# DIRECTIVE
Every line from the one with "What does this" through the end of the entries below should be written out exactly; the pictures should not.
— Start —
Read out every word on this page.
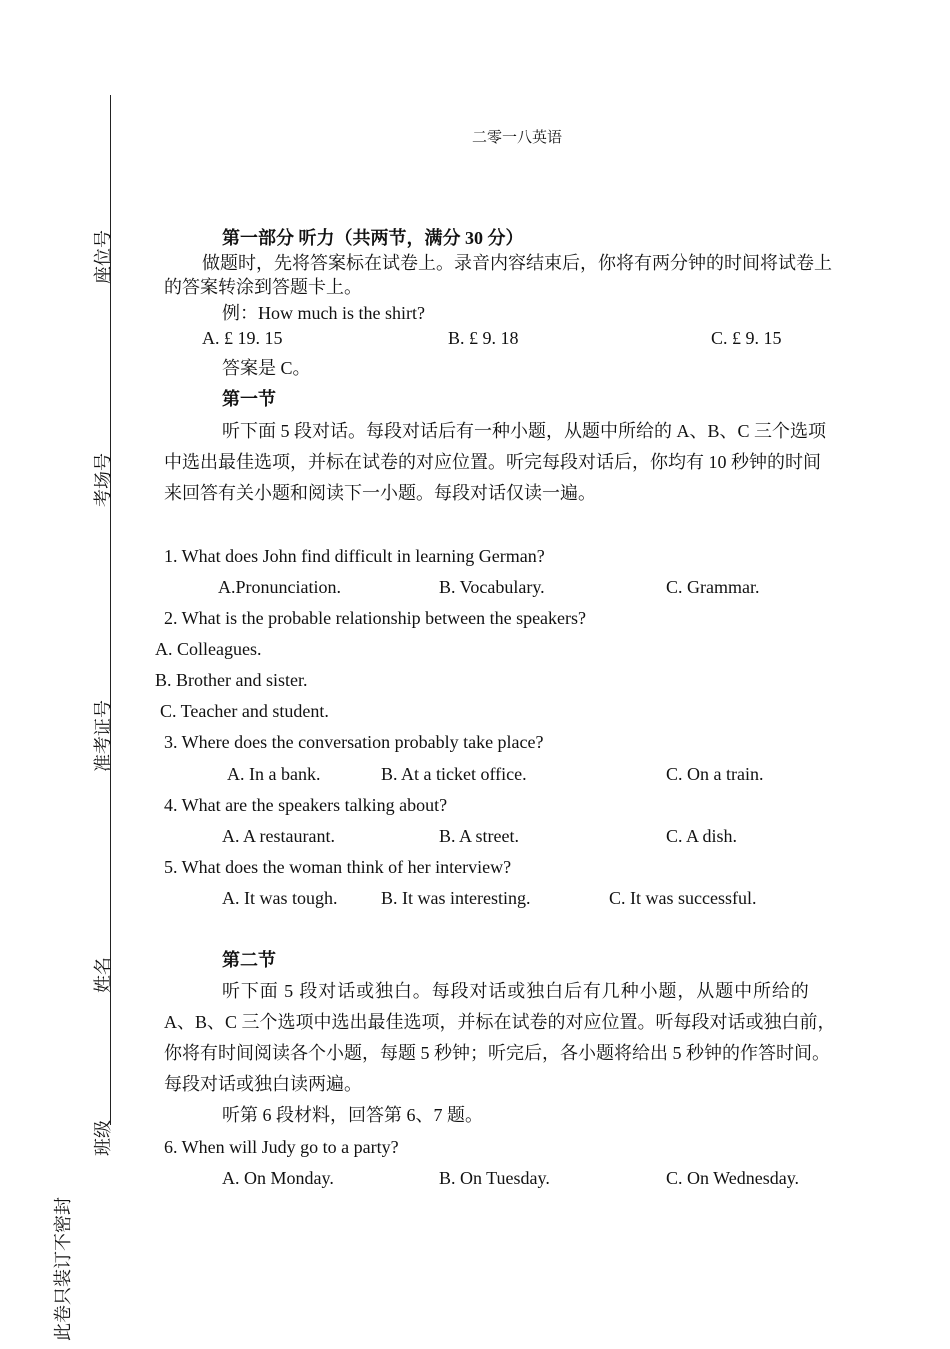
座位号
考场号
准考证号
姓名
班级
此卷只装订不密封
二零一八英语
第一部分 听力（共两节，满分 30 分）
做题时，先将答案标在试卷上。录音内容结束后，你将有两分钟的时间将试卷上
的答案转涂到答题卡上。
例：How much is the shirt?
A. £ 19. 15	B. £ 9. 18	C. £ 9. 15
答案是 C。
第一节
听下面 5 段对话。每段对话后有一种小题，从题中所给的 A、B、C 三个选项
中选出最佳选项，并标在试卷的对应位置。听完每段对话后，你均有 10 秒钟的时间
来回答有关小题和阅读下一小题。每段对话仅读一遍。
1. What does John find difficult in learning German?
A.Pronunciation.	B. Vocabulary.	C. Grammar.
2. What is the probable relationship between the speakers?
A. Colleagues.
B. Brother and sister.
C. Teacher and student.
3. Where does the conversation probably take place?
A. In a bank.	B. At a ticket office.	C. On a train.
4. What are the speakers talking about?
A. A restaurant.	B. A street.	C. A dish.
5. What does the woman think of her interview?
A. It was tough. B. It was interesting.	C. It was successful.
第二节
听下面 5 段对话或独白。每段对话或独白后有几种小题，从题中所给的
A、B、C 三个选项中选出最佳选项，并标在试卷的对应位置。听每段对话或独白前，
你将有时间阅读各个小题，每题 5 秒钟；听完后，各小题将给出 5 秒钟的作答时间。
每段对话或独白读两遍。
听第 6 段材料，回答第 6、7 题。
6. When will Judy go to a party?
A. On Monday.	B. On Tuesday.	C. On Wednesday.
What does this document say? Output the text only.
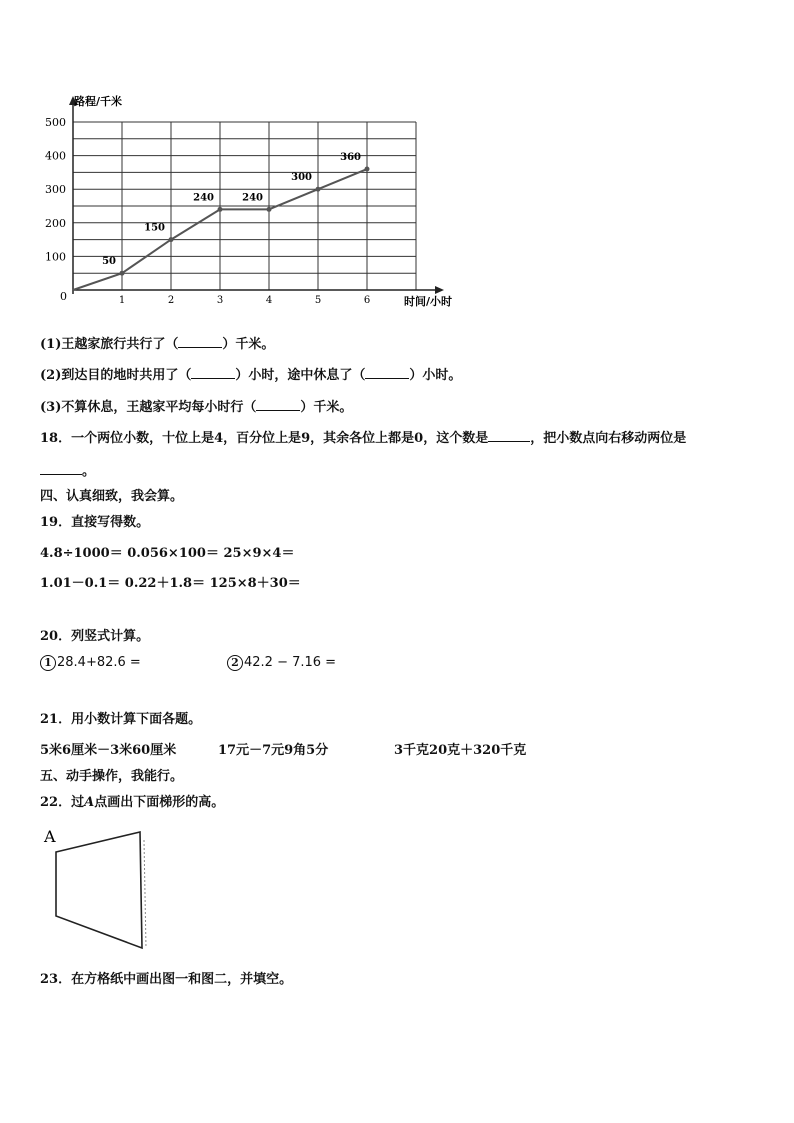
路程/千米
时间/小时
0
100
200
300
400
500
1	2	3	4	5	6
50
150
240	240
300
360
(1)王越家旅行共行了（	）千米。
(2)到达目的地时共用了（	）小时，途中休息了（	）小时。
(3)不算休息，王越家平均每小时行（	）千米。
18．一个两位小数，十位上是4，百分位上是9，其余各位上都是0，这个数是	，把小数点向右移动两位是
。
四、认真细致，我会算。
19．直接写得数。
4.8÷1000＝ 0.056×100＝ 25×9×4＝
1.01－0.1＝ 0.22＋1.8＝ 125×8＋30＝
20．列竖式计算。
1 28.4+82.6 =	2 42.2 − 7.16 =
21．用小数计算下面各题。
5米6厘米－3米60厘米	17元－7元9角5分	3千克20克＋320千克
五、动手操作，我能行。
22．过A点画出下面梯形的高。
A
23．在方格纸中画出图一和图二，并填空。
— End —
# THE RESULT
What does this document say? Output the text only.
路程/千米
时间/小时
0
100
200
300
400
500
1	2	3	4	5	6
50
150
240	240
300
360
(1)王越家旅行共行了（	）千米。
(2)到达目的地时共用了（	）小时，途中休息了（	）小时。
(3)不算休息，王越家平均每小时行（	）千米。
18．一个两位小数，十位上是4，百分位上是9，其余各位上都是0，这个数是	，把小数点向右移动两位是
。
四、认真细致，我会算。
19．直接写得数。
4.8÷1000＝ 0.056×100＝ 25×9×4＝
1.01－0.1＝ 0.22＋1.8＝ 125×8＋30＝
20．列竖式计算。
1 28.4+82.6 =	2 42.2 − 7.16 =
21．用小数计算下面各题。
5米6厘米－3米60厘米	17元－7元9角5分	3千克20克＋320千克
五、动手操作，我能行。
22．过A点画出下面梯形的高。
A
23．在方格纸中画出图一和图二，并填空。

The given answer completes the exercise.